**Dataset entries**
################
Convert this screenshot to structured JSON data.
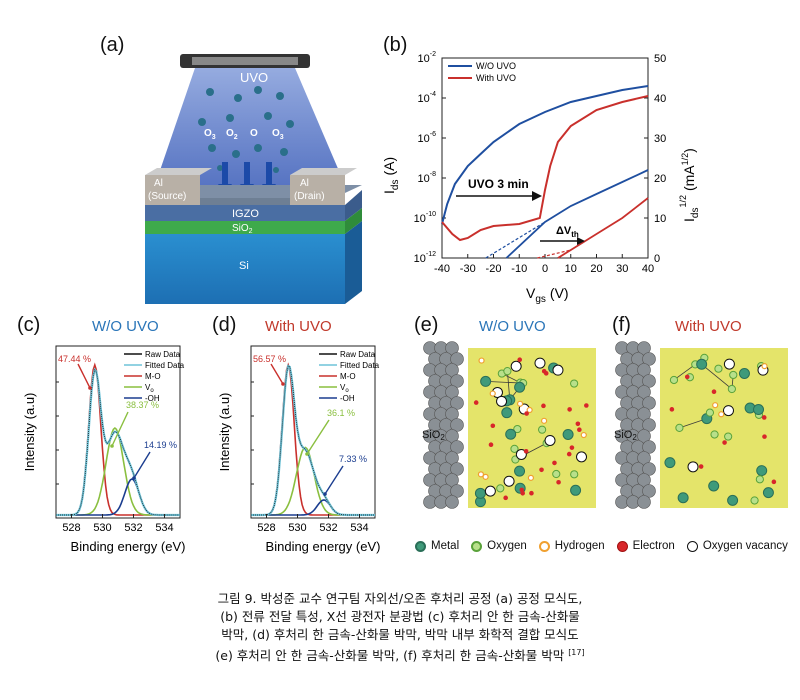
{
  "colors": {
    "blue": "#1f4fa0",
    "red": "#c9302c",
    "cyan": "#6fc3d8",
    "green": "#8abf3f",
    "navy": "#1b3d8f",
    "title_blue": "#2a75b8",
    "title_red": "#c0392b"
  },
  "panel_a": {
    "letter": "(a)",
    "uvo": "UVO",
    "species": [
      "O",
      "O",
      "O",
      "O"
    ],
    "species_sub": [
      "3",
      "2",
      "",
      "3"
    ],
    "source": [
      "Al",
      "(Source)"
    ],
    "drain": [
      "Al",
      "(Drain)"
    ],
    "igzo": "IGZO",
    "sio2": "SiO",
    "sio2_sub": "2",
    "si": "Si"
  },
  "panel_b": {
    "letter": "(b)",
    "legend": [
      "W/O UVO",
      "With UVO"
    ],
    "annot_uvo": "UVO 3 min",
    "annot_dvth": "ΔV",
    "annot_dvth_sub": "th",
    "ylabel_left": "I",
    "ylabel_left_sub": "ds",
    "ylabel_left_unit": "(A)",
    "ylabel_right": "I",
    "ylabel_right_sub": "ds",
    "ylabel_right_sup": "1/2",
    "ylabel_right_unit": "(mA",
    "xlabel": "V",
    "xlabel_sub": "gs",
    "xlabel_unit": "(V)",
    "x_ticks": [
      "-40",
      "-30",
      "-20",
      "-10",
      "0",
      "10",
      "20",
      "30",
      "40"
    ],
    "y_left_ticks": [
      "10",
      "10",
      "10",
      "10",
      "10",
      "10"
    ],
    "y_left_exps": [
      "-12",
      "-10",
      "-8",
      "-6",
      "-4",
      "-2"
    ],
    "y_right_ticks": [
      "0",
      "10",
      "20",
      "30",
      "40",
      "50"
    ]
  },
  "panel_c": {
    "letter": "(c)",
    "title": "W/O UVO",
    "legend": [
      "Raw Data",
      "Fitted Data",
      "M-O",
      "V",
      "-OH"
    ],
    "legend_sub": [
      "",
      "",
      "",
      "o",
      ""
    ],
    "labels": [
      "47.44 %",
      "38.37 %",
      "14.19 %"
    ],
    "xlabel": "Binding energy (eV)",
    "ylabel": "Intensity (a.u)",
    "x_ticks": [
      "528",
      "530",
      "532",
      "534"
    ]
  },
  "panel_d": {
    "letter": "(d)",
    "title": "With UVO",
    "legend": [
      "Raw Data",
      "Fitted Data",
      "M-O",
      "V",
      "-OH"
    ],
    "legend_sub": [
      "",
      "",
      "",
      "o",
      ""
    ],
    "labels": [
      "56.57 %",
      "36.1 %",
      "7.33 %"
    ],
    "xlabel": "Binding energy (eV)",
    "ylabel": "Intensity (a.u)",
    "x_ticks": [
      "528",
      "530",
      "532",
      "534"
    ]
  },
  "panel_e": {
    "letter": "(e)",
    "title": "W/O UVO",
    "sio2": "SiO",
    "sio2_sub": "2"
  },
  "panel_f": {
    "letter": "(f)",
    "title": "With UVO",
    "sio2": "SiO",
    "sio2_sub": "2"
  },
  "legend_bottom": [
    "Metal",
    "Oxygen",
    "Hydrogen",
    "Electron",
    "Oxygen vacancy"
  ],
  "caption": {
    "line1": "그림 9. 박성준 교수 연구팀 자외선/오존 후처리 공정 (a) 공정 모식도,",
    "line2": "(b) 전류 전달 특성, X선 광전자 분광법 (c) 후처리 안 한 금속-산화물",
    "line3": "박막, (d) 후처리 한 금속-산화물 박막, 박막 내부 화학적 결합 모식도",
    "line4": "(e) 후처리 안 한 금속-산화물 박막, (f) 후처리 한 금속-산화물 박막",
    "ref": "[17]"
  },
  "chart_data": [
    {
      "type": "line",
      "panel": "(b)",
      "xlabel": "Vgs (V)",
      "ylabel": "Ids (A)",
      "ylabel_right": "Ids^1/2 (mA^1/2)",
      "xlim": [
        -40,
        40
      ],
      "ylim_log": [
        -12,
        -2
      ],
      "ylim_right": [
        0,
        50
      ],
      "series": [
        {
          "name": "W/O UVO",
          "x": [
            -40,
            -38,
            -35,
            -30,
            -25,
            -20,
            -10,
            0,
            10,
            20,
            30,
            40
          ],
          "log_y": [
            -10.3,
            -9.3,
            -8.3,
            -7.4,
            -6.8,
            -6.2,
            -5.3,
            -4.7,
            -4.2,
            -3.9,
            -3.6,
            -3.4
          ]
        },
        {
          "name": "With UVO",
          "x": [
            -40,
            -36,
            -33,
            -30,
            -25,
            -20,
            -10,
            -2,
            0,
            2,
            5,
            10,
            20,
            30,
            40
          ],
          "log_y": [
            -10.2,
            -10.8,
            -11.1,
            -11.0,
            -10.6,
            -10.4,
            -10.3,
            -10.0,
            -8.6,
            -7.4,
            -6.2,
            -5.4,
            -4.6,
            -4.2,
            -3.9
          ]
        }
      ],
      "sqrt_series": [
        {
          "name": "W/O UVO",
          "x": [
            -15,
            0,
            10,
            20,
            30,
            40
          ],
          "y": [
            0,
            9,
            13,
            16,
            19,
            22
          ]
        },
        {
          "name": "With UVO",
          "x": [
            5,
            10,
            20,
            30,
            40
          ],
          "y": [
            0,
            2,
            6,
            10,
            15
          ]
        }
      ]
    },
    {
      "type": "line",
      "panel": "(c)",
      "xlabel": "Binding energy (eV)",
      "ylabel": "Intensity (a.u)",
      "xlim": [
        527,
        535
      ],
      "components": [
        {
          "name": "M-O",
          "center": 529.5,
          "height": 1.0,
          "width": 0.55,
          "area_pct": 47.44
        },
        {
          "name": "Vo",
          "center": 530.8,
          "height": 0.58,
          "width": 0.8,
          "area_pct": 38.37
        },
        {
          "name": "-OH",
          "center": 531.9,
          "height": 0.24,
          "width": 0.65,
          "area_pct": 14.19
        }
      ]
    },
    {
      "type": "line",
      "panel": "(d)",
      "xlabel": "Binding energy (eV)",
      "ylabel": "Intensity (a.u)",
      "xlim": [
        527,
        535
      ],
      "components": [
        {
          "name": "M-O",
          "center": 529.4,
          "height": 1.0,
          "width": 0.55,
          "area_pct": 56.57
        },
        {
          "name": "Vo",
          "center": 530.5,
          "height": 0.45,
          "width": 0.8,
          "area_pct": 36.1
        },
        {
          "name": "-OH",
          "center": 531.7,
          "height": 0.1,
          "width": 0.6,
          "area_pct": 7.33
        }
      ]
    }
  ]
}
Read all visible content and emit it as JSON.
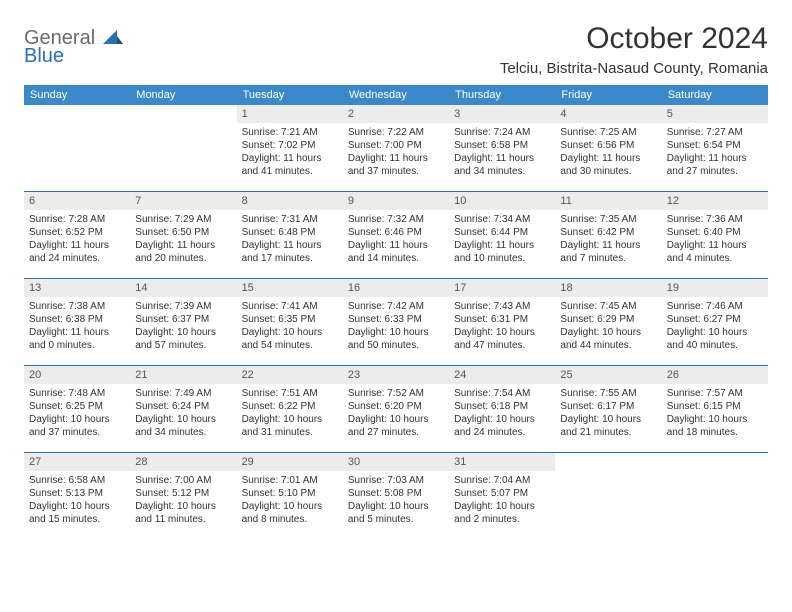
{
  "logo": {
    "general": "General",
    "blue": "Blue"
  },
  "title": "October 2024",
  "subtitle": "Telciu, Bistrita-Nasaud County, Romania",
  "colors": {
    "header_bg": "#3b89c9",
    "border": "#2a6fb5",
    "daynum_bg": "#ececec",
    "text": "#333333",
    "logo_gray": "#6b6b6b",
    "logo_blue": "#2a6fb5"
  },
  "weekdays": [
    "Sunday",
    "Monday",
    "Tuesday",
    "Wednesday",
    "Thursday",
    "Friday",
    "Saturday"
  ],
  "weeks": [
    [
      {
        "empty": true
      },
      {
        "empty": true
      },
      {
        "num": "1",
        "sunrise": "Sunrise: 7:21 AM",
        "sunset": "Sunset: 7:02 PM",
        "daylight": "Daylight: 11 hours and 41 minutes."
      },
      {
        "num": "2",
        "sunrise": "Sunrise: 7:22 AM",
        "sunset": "Sunset: 7:00 PM",
        "daylight": "Daylight: 11 hours and 37 minutes."
      },
      {
        "num": "3",
        "sunrise": "Sunrise: 7:24 AM",
        "sunset": "Sunset: 6:58 PM",
        "daylight": "Daylight: 11 hours and 34 minutes."
      },
      {
        "num": "4",
        "sunrise": "Sunrise: 7:25 AM",
        "sunset": "Sunset: 6:56 PM",
        "daylight": "Daylight: 11 hours and 30 minutes."
      },
      {
        "num": "5",
        "sunrise": "Sunrise: 7:27 AM",
        "sunset": "Sunset: 6:54 PM",
        "daylight": "Daylight: 11 hours and 27 minutes."
      }
    ],
    [
      {
        "num": "6",
        "sunrise": "Sunrise: 7:28 AM",
        "sunset": "Sunset: 6:52 PM",
        "daylight": "Daylight: 11 hours and 24 minutes."
      },
      {
        "num": "7",
        "sunrise": "Sunrise: 7:29 AM",
        "sunset": "Sunset: 6:50 PM",
        "daylight": "Daylight: 11 hours and 20 minutes."
      },
      {
        "num": "8",
        "sunrise": "Sunrise: 7:31 AM",
        "sunset": "Sunset: 6:48 PM",
        "daylight": "Daylight: 11 hours and 17 minutes."
      },
      {
        "num": "9",
        "sunrise": "Sunrise: 7:32 AM",
        "sunset": "Sunset: 6:46 PM",
        "daylight": "Daylight: 11 hours and 14 minutes."
      },
      {
        "num": "10",
        "sunrise": "Sunrise: 7:34 AM",
        "sunset": "Sunset: 6:44 PM",
        "daylight": "Daylight: 11 hours and 10 minutes."
      },
      {
        "num": "11",
        "sunrise": "Sunrise: 7:35 AM",
        "sunset": "Sunset: 6:42 PM",
        "daylight": "Daylight: 11 hours and 7 minutes."
      },
      {
        "num": "12",
        "sunrise": "Sunrise: 7:36 AM",
        "sunset": "Sunset: 6:40 PM",
        "daylight": "Daylight: 11 hours and 4 minutes."
      }
    ],
    [
      {
        "num": "13",
        "sunrise": "Sunrise: 7:38 AM",
        "sunset": "Sunset: 6:38 PM",
        "daylight": "Daylight: 11 hours and 0 minutes."
      },
      {
        "num": "14",
        "sunrise": "Sunrise: 7:39 AM",
        "sunset": "Sunset: 6:37 PM",
        "daylight": "Daylight: 10 hours and 57 minutes."
      },
      {
        "num": "15",
        "sunrise": "Sunrise: 7:41 AM",
        "sunset": "Sunset: 6:35 PM",
        "daylight": "Daylight: 10 hours and 54 minutes."
      },
      {
        "num": "16",
        "sunrise": "Sunrise: 7:42 AM",
        "sunset": "Sunset: 6:33 PM",
        "daylight": "Daylight: 10 hours and 50 minutes."
      },
      {
        "num": "17",
        "sunrise": "Sunrise: 7:43 AM",
        "sunset": "Sunset: 6:31 PM",
        "daylight": "Daylight: 10 hours and 47 minutes."
      },
      {
        "num": "18",
        "sunrise": "Sunrise: 7:45 AM",
        "sunset": "Sunset: 6:29 PM",
        "daylight": "Daylight: 10 hours and 44 minutes."
      },
      {
        "num": "19",
        "sunrise": "Sunrise: 7:46 AM",
        "sunset": "Sunset: 6:27 PM",
        "daylight": "Daylight: 10 hours and 40 minutes."
      }
    ],
    [
      {
        "num": "20",
        "sunrise": "Sunrise: 7:48 AM",
        "sunset": "Sunset: 6:25 PM",
        "daylight": "Daylight: 10 hours and 37 minutes."
      },
      {
        "num": "21",
        "sunrise": "Sunrise: 7:49 AM",
        "sunset": "Sunset: 6:24 PM",
        "daylight": "Daylight: 10 hours and 34 minutes."
      },
      {
        "num": "22",
        "sunrise": "Sunrise: 7:51 AM",
        "sunset": "Sunset: 6:22 PM",
        "daylight": "Daylight: 10 hours and 31 minutes."
      },
      {
        "num": "23",
        "sunrise": "Sunrise: 7:52 AM",
        "sunset": "Sunset: 6:20 PM",
        "daylight": "Daylight: 10 hours and 27 minutes."
      },
      {
        "num": "24",
        "sunrise": "Sunrise: 7:54 AM",
        "sunset": "Sunset: 6:18 PM",
        "daylight": "Daylight: 10 hours and 24 minutes."
      },
      {
        "num": "25",
        "sunrise": "Sunrise: 7:55 AM",
        "sunset": "Sunset: 6:17 PM",
        "daylight": "Daylight: 10 hours and 21 minutes."
      },
      {
        "num": "26",
        "sunrise": "Sunrise: 7:57 AM",
        "sunset": "Sunset: 6:15 PM",
        "daylight": "Daylight: 10 hours and 18 minutes."
      }
    ],
    [
      {
        "num": "27",
        "sunrise": "Sunrise: 6:58 AM",
        "sunset": "Sunset: 5:13 PM",
        "daylight": "Daylight: 10 hours and 15 minutes."
      },
      {
        "num": "28",
        "sunrise": "Sunrise: 7:00 AM",
        "sunset": "Sunset: 5:12 PM",
        "daylight": "Daylight: 10 hours and 11 minutes."
      },
      {
        "num": "29",
        "sunrise": "Sunrise: 7:01 AM",
        "sunset": "Sunset: 5:10 PM",
        "daylight": "Daylight: 10 hours and 8 minutes."
      },
      {
        "num": "30",
        "sunrise": "Sunrise: 7:03 AM",
        "sunset": "Sunset: 5:08 PM",
        "daylight": "Daylight: 10 hours and 5 minutes."
      },
      {
        "num": "31",
        "sunrise": "Sunrise: 7:04 AM",
        "sunset": "Sunset: 5:07 PM",
        "daylight": "Daylight: 10 hours and 2 minutes."
      },
      {
        "empty": true
      },
      {
        "empty": true
      }
    ]
  ]
}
################
**AIM**
In the entries above, identify every line with the word "letter". Copy those lines.

**FINISHED TASK**
    "letter": "(a)",
    "letter": "(b)",
    "letter": "(c)",
    "letter": "(d)",
    "letter": "(e)",
    "letter": "(f)",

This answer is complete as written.